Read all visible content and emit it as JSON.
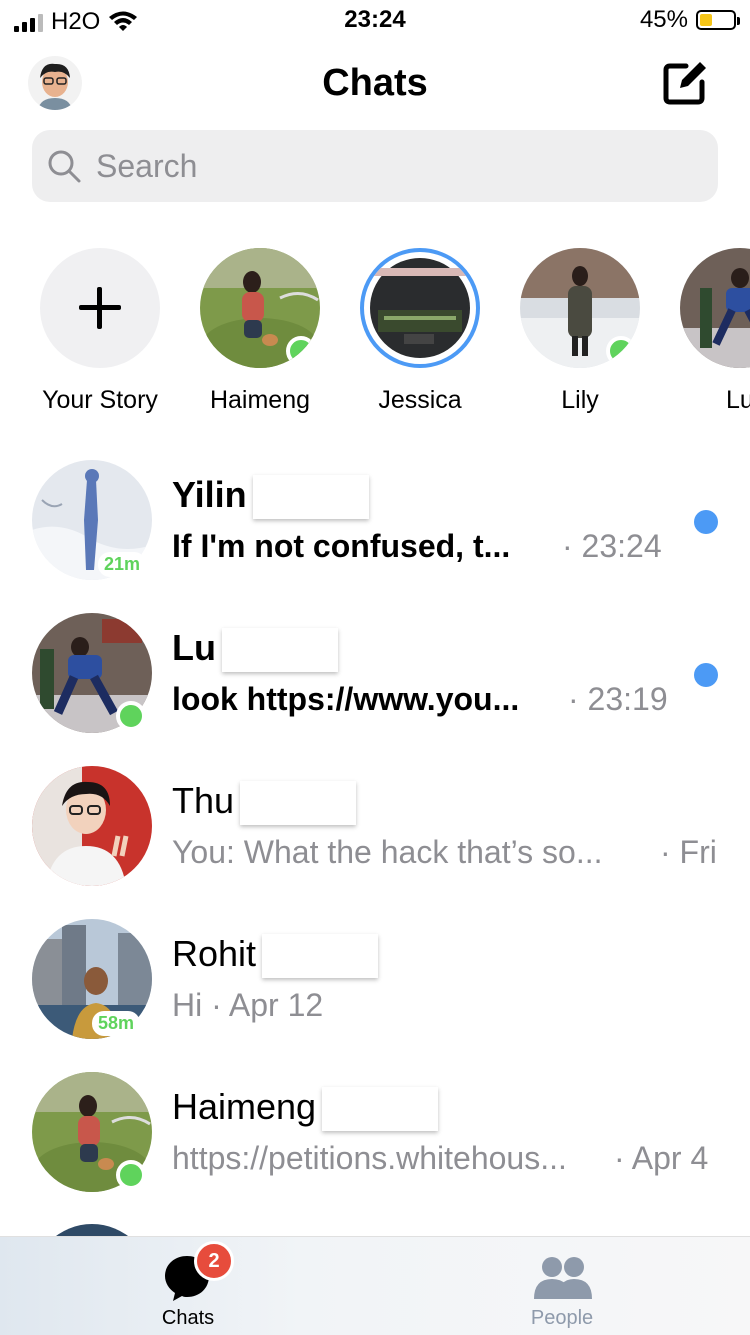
{
  "status_bar": {
    "carrier": "H2O",
    "time": "23:24",
    "battery": "45%",
    "battery_level": 0.45
  },
  "header": {
    "title": "Chats"
  },
  "search": {
    "placeholder": "Search"
  },
  "stories": [
    {
      "label": "Your Story"
    },
    {
      "label": "Haimeng"
    },
    {
      "label": "Jessica"
    },
    {
      "label": "Lily"
    },
    {
      "label": "Lu"
    }
  ],
  "chats": [
    {
      "name": "Yilin",
      "message": "If I'm not confused, t...",
      "time": "· 23:24",
      "active_ago": "21m"
    },
    {
      "name": "Lu",
      "message": "look https://www.you...",
      "time": "· 23:19"
    },
    {
      "name": "Thu",
      "message": "You: What the hack that’s so...",
      "time": "· Fri"
    },
    {
      "name": "Rohit",
      "message": "Hi · Apr 12",
      "active_ago": "58m"
    },
    {
      "name": "Haimeng",
      "message": "https://petitions.whitehous...",
      "time": "· Apr 4"
    }
  ],
  "tabbar": {
    "chats_label": "Chats",
    "chats_badge": "2",
    "people_label": "People"
  },
  "colors": {
    "online": "#5fd35c",
    "unread": "#4c9af5",
    "badge": "#e74c3c",
    "story_ring": "#4c9af5"
  }
}
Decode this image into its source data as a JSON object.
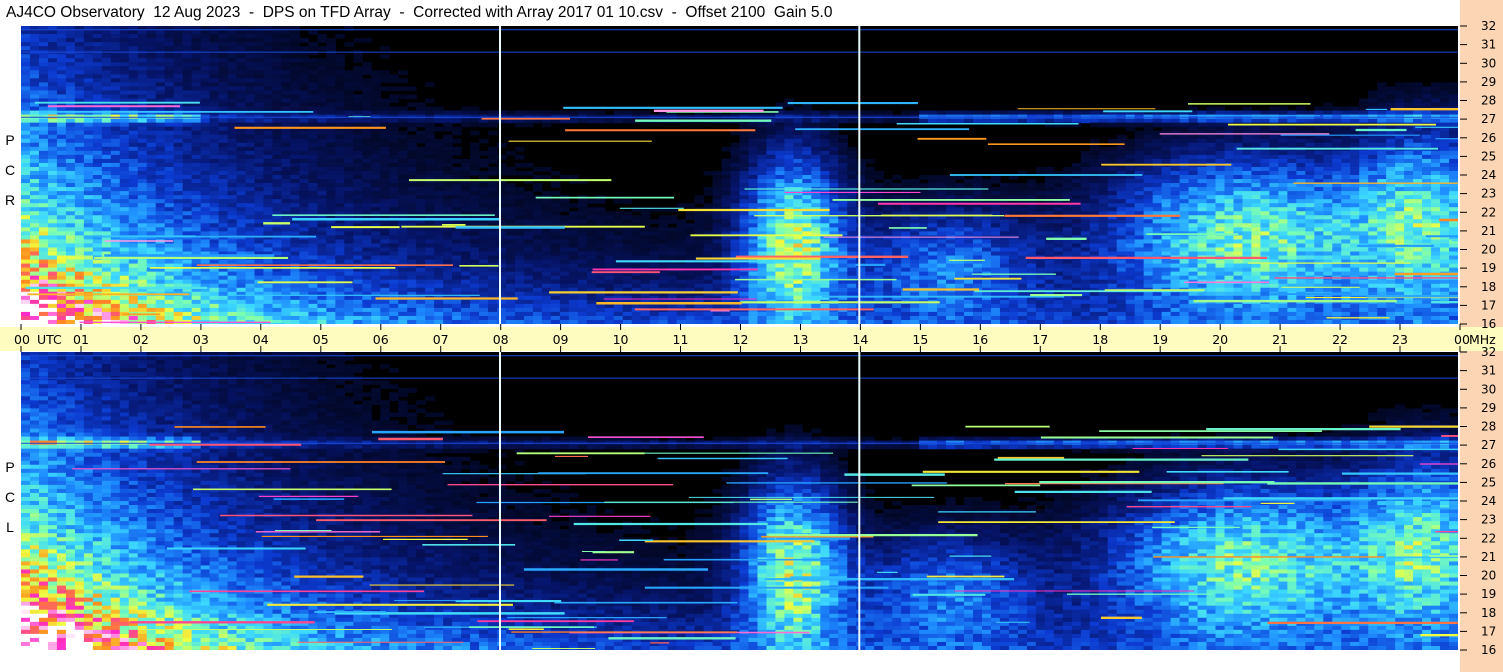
{
  "title": "AJ4CO Observatory  12 Aug 2023  -  DPS on TFD Array  -  Corrected with Array 2017 01 10.csv  -  Offset 2100  Gain 5.0",
  "panels": [
    {
      "id": "rcp",
      "label_letters": [
        "P",
        "C",
        "R"
      ]
    },
    {
      "id": "lcp",
      "label_letters": [
        "P",
        "C",
        "L"
      ]
    }
  ],
  "colors": {
    "background": "#000000",
    "utc_band": "#fffcc0",
    "right_strip": "#fcd6b4",
    "marker_line": "#e8fbff",
    "colormap": [
      "#000000",
      "#061468",
      "#0c3ad0",
      "#1e8cff",
      "#3cd8ff",
      "#7cffb0",
      "#f0ff40",
      "#ff8a1c",
      "#ff28c8",
      "#ffffff"
    ]
  },
  "chart_data": {
    "type": "heatmap",
    "title": "AJ4CO Observatory  12 Aug 2023  -  DPS on TFD Array  -  Corrected with Array 2017 01 10.csv  -  Offset 2100  Gain 5.0",
    "x_axis": {
      "unit_label": "UTC",
      "ticks": [
        "00",
        "01",
        "02",
        "03",
        "04",
        "05",
        "06",
        "07",
        "08",
        "09",
        "10",
        "11",
        "12",
        "13",
        "14",
        "15",
        "16",
        "17",
        "18",
        "19",
        "20",
        "21",
        "22",
        "23",
        "00"
      ],
      "range_hours": [
        0,
        24
      ]
    },
    "y_axis": {
      "unit_label": "MHz",
      "ticks": [
        16,
        17,
        18,
        19,
        20,
        21,
        22,
        23,
        24,
        25,
        26,
        27,
        28,
        29,
        30,
        31,
        32
      ],
      "range_mhz": [
        16,
        32
      ]
    },
    "marker_times_hours": [
      8,
      14
    ],
    "panels": [
      "RCP",
      "LCP"
    ]
  }
}
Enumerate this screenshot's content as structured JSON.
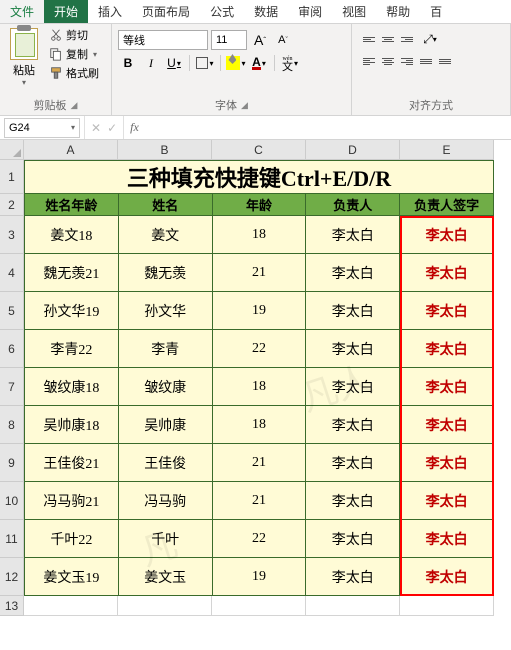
{
  "tabs": [
    "文件",
    "开始",
    "插入",
    "页面布局",
    "公式",
    "数据",
    "审阅",
    "视图",
    "帮助",
    "百"
  ],
  "active_tab_index": 1,
  "ribbon": {
    "clipboard": {
      "label": "剪贴板",
      "paste": "粘贴",
      "cut": "剪切",
      "copy": "复制",
      "format_painter": "格式刷"
    },
    "font": {
      "label": "字体",
      "name": "等线",
      "size": "11",
      "grow": "A",
      "shrink": "A",
      "ruby": "wén"
    },
    "alignment": {
      "label": "对齐方式"
    }
  },
  "namebox": "G24",
  "columns": [
    "A",
    "B",
    "C",
    "D",
    "E"
  ],
  "row_headers": [
    "1",
    "2",
    "3",
    "4",
    "5",
    "6",
    "7",
    "8",
    "9",
    "10",
    "11",
    "12",
    "13"
  ],
  "table": {
    "title": "三种填充快捷键Ctrl+E/D/R",
    "headers": [
      "姓名年龄",
      "姓名",
      "年龄",
      "负责人",
      "负责人签字"
    ],
    "rows": [
      [
        "姜文18",
        "姜文",
        "18",
        "李太白",
        "李太白"
      ],
      [
        "魏无羡21",
        "魏无羡",
        "21",
        "李太白",
        "李太白"
      ],
      [
        "孙文华19",
        "孙文华",
        "19",
        "李太白",
        "李太白"
      ],
      [
        "李青22",
        "李青",
        "22",
        "李太白",
        "李太白"
      ],
      [
        "皱纹康18",
        "皱纹康",
        "18",
        "李太白",
        "李太白"
      ],
      [
        "吴帅康18",
        "吴帅康",
        "18",
        "李太白",
        "李太白"
      ],
      [
        "王佳俊21",
        "王佳俊",
        "21",
        "李太白",
        "李太白"
      ],
      [
        "冯马驹21",
        "冯马驹",
        "21",
        "李太白",
        "李太白"
      ],
      [
        "千叶22",
        "千叶",
        "22",
        "李太白",
        "李太白"
      ],
      [
        "姜文玉19",
        "姜文玉",
        "19",
        "李太白",
        "李太白"
      ]
    ]
  }
}
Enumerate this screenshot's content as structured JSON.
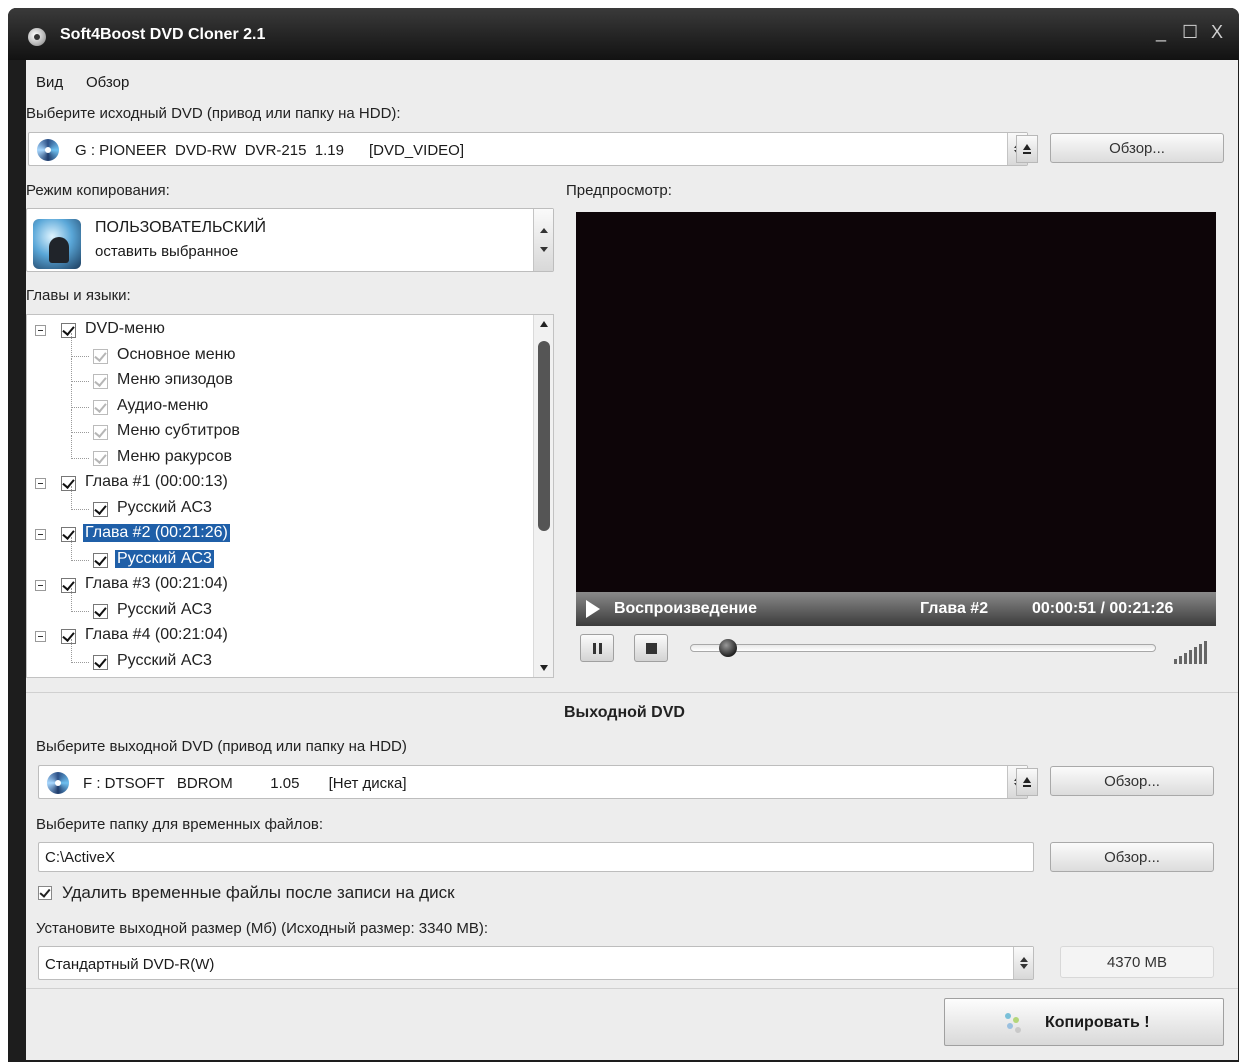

□ □ □ □

**Do this:** Give every record again exactly, apart from the pictures, which stay out.

**Answer to the task:**
Read all visible content and emit it as JSON.
{
  "status_bar": {
    "carrier": "H2O",
    "time": "23:24",
    "battery": "45%",
    "battery_level": 0.45
  },
  "header": {
    "title": "Chats"
  },
  "search": {
    "placeholder": "Search"
  },
  "stories": [
    {
      "label": "Your Story"
    },
    {
      "label": "Haimeng"
    },
    {
      "label": "Jessica"
    },
    {
      "label": "Lily"
    },
    {
      "label": "Lu"
    }
  ],
  "chats": [
    {
      "name": "Yilin",
      "message": "If I'm not confused, t...",
      "time": "· 23:24",
      "active_ago": "21m"
    },
    {
      "name": "Lu",
      "message": "look https://www.you...",
      "time": "· 23:19"
    },
    {
      "name": "Thu",
      "message": "You: What the hack that’s so...",
      "time": "· Fri"
    },
    {
      "name": "Rohit",
      "message": "Hi · Apr 12",
      "active_ago": "58m"
    },
    {
      "name": "Haimeng",
      "message": "https://petitions.whitehous...",
      "time": "· Apr 4"
    }
  ],
  "tabbar": {
    "chats_label": "Chats",
    "chats_badge": "2",
    "people_label": "People"
  },
  "colors": {
    "online": "#5fd35c",
    "unread": "#4c9af5",
    "badge": "#e74c3c",
    "story_ring": "#4c9af5"
  }
}
Decode this image into its source data as a JSON object.
{
  "title": "AJ4CO Observatory  12 Aug 2023  -  DPS on TFD Array  -  Corrected with Array 2017 01 10.csv  -  Offset 2100  Gain 5.0",
  "panels": [
    {
      "id": "rcp",
      "label_letters": [
        "P",
        "C",
        "R"
      ]
    },
    {
      "id": "lcp",
      "label_letters": [
        "P",
        "C",
        "L"
      ]
    }
  ],
  "colors": {
    "background": "#000000",
    "utc_band": "#fffcc0",
    "right_strip": "#fcd6b4",
    "marker_line": "#e8fbff",
    "colormap": [
      "#000000",
      "#061468",
      "#0c3ad0",
      "#1e8cff",
      "#3cd8ff",
      "#7cffb0",
      "#f0ff40",
      "#ff8a1c",
      "#ff28c8",
      "#ffffff"
    ]
  },
  "chart_data": {
    "type": "heatmap",
    "title": "AJ4CO Observatory  12 Aug 2023  -  DPS on TFD Array  -  Corrected with Array 2017 01 10.csv  -  Offset 2100  Gain 5.0",
    "x_axis": {
      "unit_label": "UTC",
      "ticks": [
        "00",
        "01",
        "02",
        "03",
        "04",
        "05",
        "06",
        "07",
        "08",
        "09",
        "10",
        "11",
        "12",
        "13",
        "14",
        "15",
        "16",
        "17",
        "18",
        "19",
        "20",
        "21",
        "22",
        "23",
        "00"
      ],
      "range_hours": [
        0,
        24
      ]
    },
    "y_axis": {
      "unit_label": "MHz",
      "ticks": [
        16,
        17,
        18,
        19,
        20,
        21,
        22,
        23,
        24,
        25,
        26,
        27,
        28,
        29,
        30,
        31,
        32
      ],
      "range_mhz": [
        16,
        32
      ]
    },
    "marker_times_hours": [
      8,
      14
    ],
    "panels": [
      "RCP",
      "LCP"
    ]
  }
}
Enumerate this screenshot's content as structured JSON.
{
  "tabs": [
    "文件",
    "开始",
    "插入",
    "页面布局",
    "公式",
    "数据",
    "审阅",
    "视图",
    "帮助",
    "百"
  ],
  "active_tab_index": 1,
  "ribbon": {
    "clipboard": {
      "label": "剪贴板",
      "paste": "粘贴",
      "cut": "剪切",
      "copy": "复制",
      "format_painter": "格式刷"
    },
    "font": {
      "label": "字体",
      "name": "等线",
      "size": "11",
      "grow": "A",
      "shrink": "A",
      "ruby": "wén"
    },
    "alignment": {
      "label": "对齐方式"
    }
  },
  "namebox": "G24",
  "columns": [
    "A",
    "B",
    "C",
    "D",
    "E"
  ],
  "row_headers": [
    "1",
    "2",
    "3",
    "4",
    "5",
    "6",
    "7",
    "8",
    "9",
    "10",
    "11",
    "12",
    "13"
  ],
  "table": {
    "title": "三种填充快捷键Ctrl+E/D/R",
    "headers": [
      "姓名年龄",
      "姓名",
      "年龄",
      "负责人",
      "负责人签字"
    ],
    "rows": [
      [
        "姜文18",
        "姜文",
        "18",
        "李太白",
        "李太白"
      ],
      [
        "魏无羡21",
        "魏无羡",
        "21",
        "李太白",
        "李太白"
      ],
      [
        "孙文华19",
        "孙文华",
        "19",
        "李太白",
        "李太白"
      ],
      [
        "李青22",
        "李青",
        "22",
        "李太白",
        "李太白"
      ],
      [
        "皱纹康18",
        "皱纹康",
        "18",
        "李太白",
        "李太白"
      ],
      [
        "吴帅康18",
        "吴帅康",
        "18",
        "李太白",
        "李太白"
      ],
      [
        "王佳俊21",
        "王佳俊",
        "21",
        "李太白",
        "李太白"
      ],
      [
        "冯马驹21",
        "冯马驹",
        "21",
        "李太白",
        "李太白"
      ],
      [
        "千叶22",
        "千叶",
        "22",
        "李太白",
        "李太白"
      ],
      [
        "姜文玉19",
        "姜文玉",
        "19",
        "李太白",
        "李太白"
      ]
    ]
  }
}
Enumerate this screenshot's content as structured JSON.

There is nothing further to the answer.